--- start RECORDED DATA ---

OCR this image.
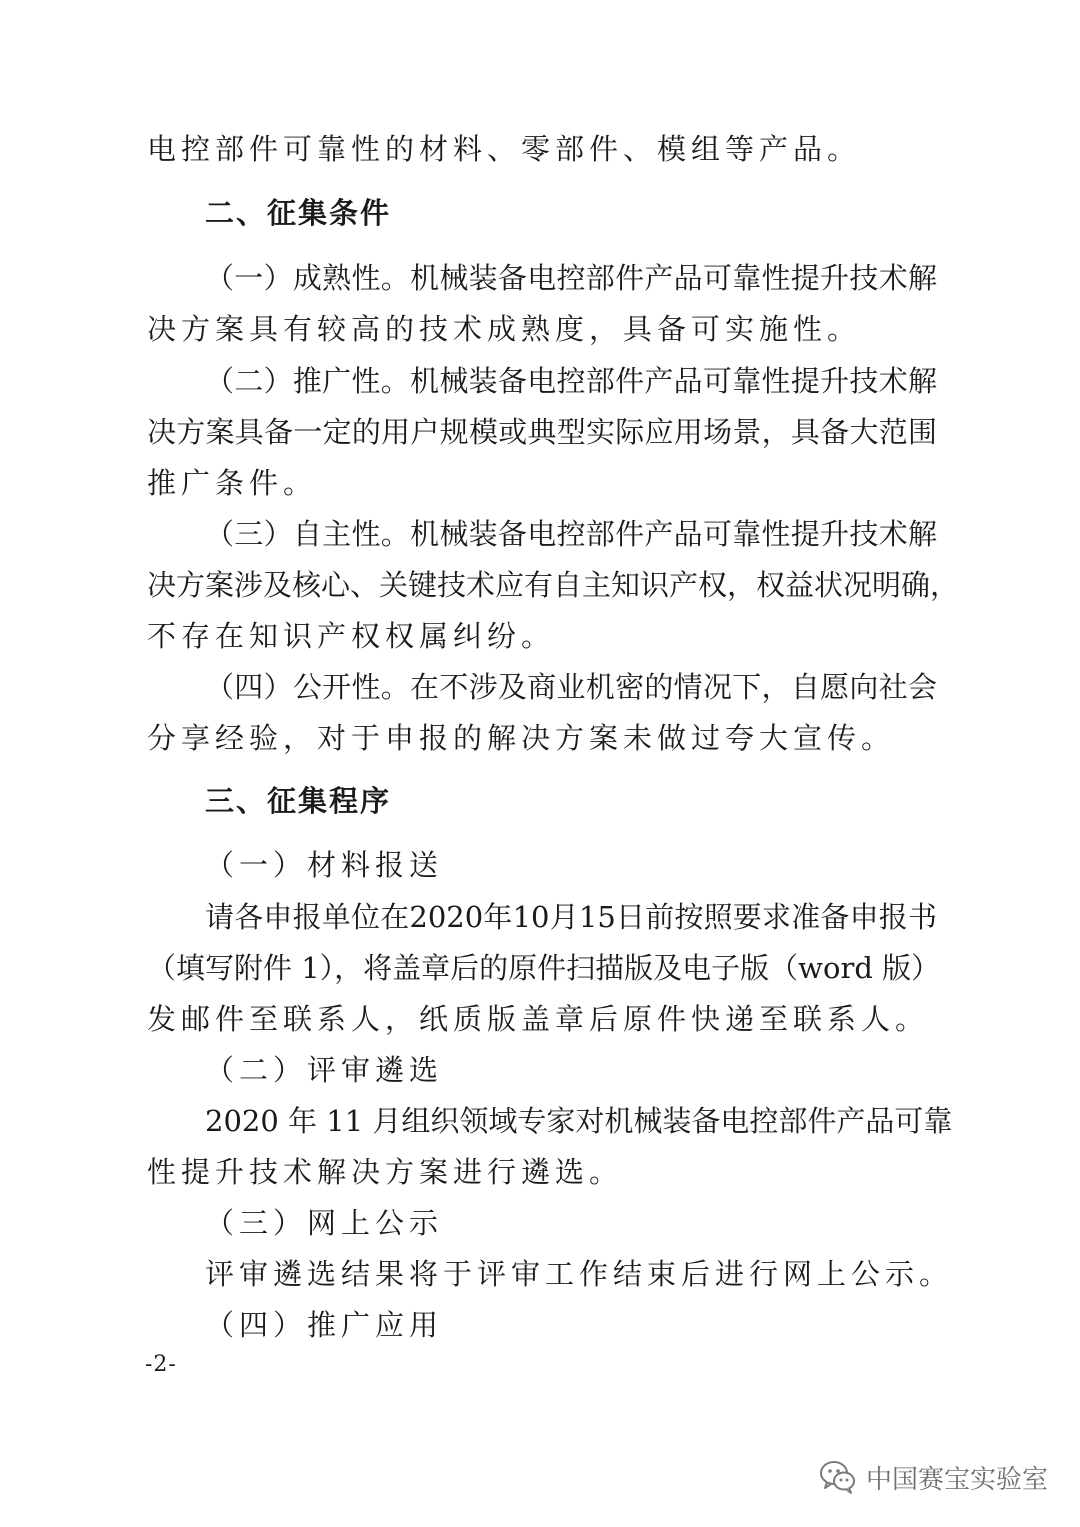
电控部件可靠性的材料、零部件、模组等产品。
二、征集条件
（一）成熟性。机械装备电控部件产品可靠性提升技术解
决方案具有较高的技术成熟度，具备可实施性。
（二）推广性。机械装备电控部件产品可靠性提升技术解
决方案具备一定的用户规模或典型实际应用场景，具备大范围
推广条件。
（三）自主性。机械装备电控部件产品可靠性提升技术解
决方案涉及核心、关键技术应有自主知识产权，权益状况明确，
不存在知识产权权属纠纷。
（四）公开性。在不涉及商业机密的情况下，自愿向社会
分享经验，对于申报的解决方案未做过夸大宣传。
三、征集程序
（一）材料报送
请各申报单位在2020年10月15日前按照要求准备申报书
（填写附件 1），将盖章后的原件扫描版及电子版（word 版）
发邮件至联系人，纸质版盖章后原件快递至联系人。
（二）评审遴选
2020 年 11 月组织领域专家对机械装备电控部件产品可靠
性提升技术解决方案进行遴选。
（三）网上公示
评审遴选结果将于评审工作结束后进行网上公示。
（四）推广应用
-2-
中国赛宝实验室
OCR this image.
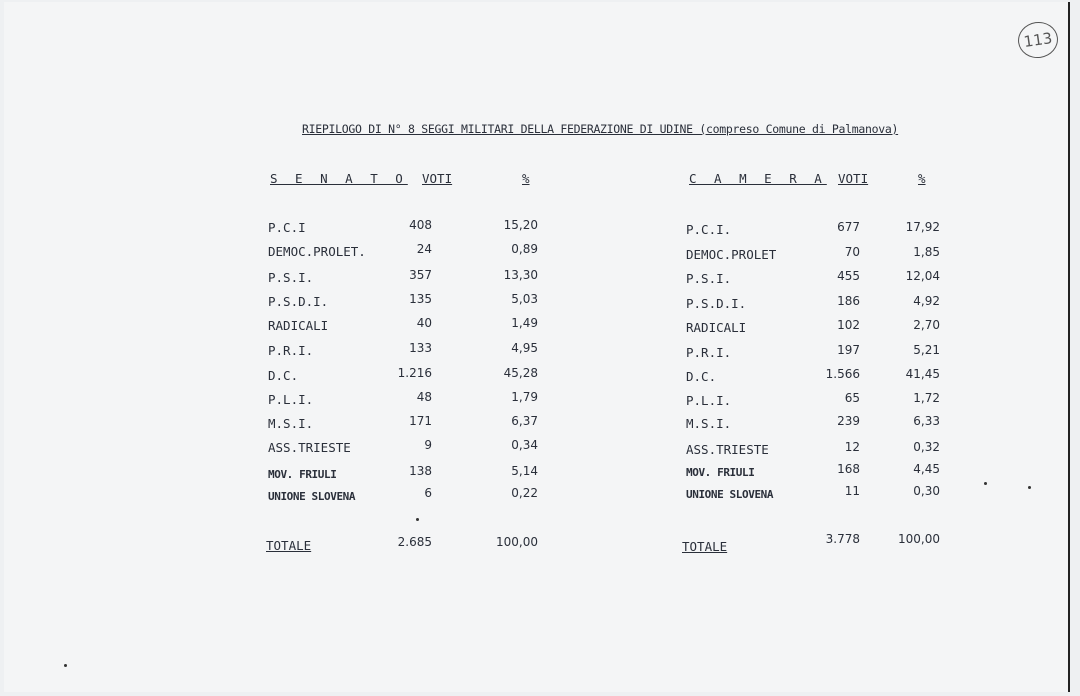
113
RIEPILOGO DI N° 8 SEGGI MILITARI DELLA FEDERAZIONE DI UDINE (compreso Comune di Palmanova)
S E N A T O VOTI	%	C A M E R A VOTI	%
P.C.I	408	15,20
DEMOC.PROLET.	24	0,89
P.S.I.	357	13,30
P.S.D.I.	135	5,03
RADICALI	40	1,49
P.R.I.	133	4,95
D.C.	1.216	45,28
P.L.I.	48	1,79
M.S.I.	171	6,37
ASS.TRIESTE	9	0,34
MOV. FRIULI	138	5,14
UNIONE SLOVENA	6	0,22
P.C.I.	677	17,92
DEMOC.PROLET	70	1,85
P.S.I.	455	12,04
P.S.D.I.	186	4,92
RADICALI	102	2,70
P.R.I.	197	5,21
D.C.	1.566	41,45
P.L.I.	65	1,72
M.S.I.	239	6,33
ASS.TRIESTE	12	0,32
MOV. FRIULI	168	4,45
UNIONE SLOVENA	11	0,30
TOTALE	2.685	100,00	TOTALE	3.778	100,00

--- end RECORDED DATA ---

Without the pictures, return all the records precisely as they stand.

OCR this image.
电控部件可靠性的材料、零部件、模组等产品。
二、征集条件
（一）成熟性。机械装备电控部件产品可靠性提升技术解
决方案具有较高的技术成熟度，具备可实施性。
（二）推广性。机械装备电控部件产品可靠性提升技术解
决方案具备一定的用户规模或典型实际应用场景，具备大范围
推广条件。
（三）自主性。机械装备电控部件产品可靠性提升技术解
决方案涉及核心、关键技术应有自主知识产权，权益状况明确，
不存在知识产权权属纠纷。
（四）公开性。在不涉及商业机密的情况下，自愿向社会
分享经验，对于申报的解决方案未做过夸大宣传。
三、征集程序
（一）材料报送
请各申报单位在2020年10月15日前按照要求准备申报书
（填写附件 1），将盖章后的原件扫描版及电子版（word 版）
发邮件至联系人，纸质版盖章后原件快递至联系人。
（二）评审遴选
2020 年 11 月组织领域专家对机械装备电控部件产品可靠
性提升技术解决方案进行遴选。
（三）网上公示
评审遴选结果将于评审工作结束后进行网上公示。
（四）推广应用
-2-
中国赛宝实验室
OCR this image.
113
RIEPILOGO DI N° 8 SEGGI MILITARI DELLA FEDERAZIONE DI UDINE (compreso Comune di Palmanova)
S E N A T O VOTI	%	C A M E R A VOTI	%
P.C.I	408	15,20
DEMOC.PROLET.	24	0,89
P.S.I.	357	13,30
P.S.D.I.	135	5,03
RADICALI	40	1,49
P.R.I.	133	4,95
D.C.	1.216	45,28
P.L.I.	48	1,79
M.S.I.	171	6,37
ASS.TRIESTE	9	0,34
MOV. FRIULI	138	5,14
UNIONE SLOVENA	6	0,22
P.C.I.	677	17,92
DEMOC.PROLET	70	1,85
P.S.I.	455	12,04
P.S.D.I.	186	4,92
RADICALI	102	2,70
P.R.I.	197	5,21
D.C.	1.566	41,45
P.L.I.	65	1,72
M.S.I.	239	6,33
ASS.TRIESTE	12	0,32
MOV. FRIULI	168	4,45
UNIONE SLOVENA	11	0,30
TOTALE	2.685	100,00	TOTALE	3.778	100,00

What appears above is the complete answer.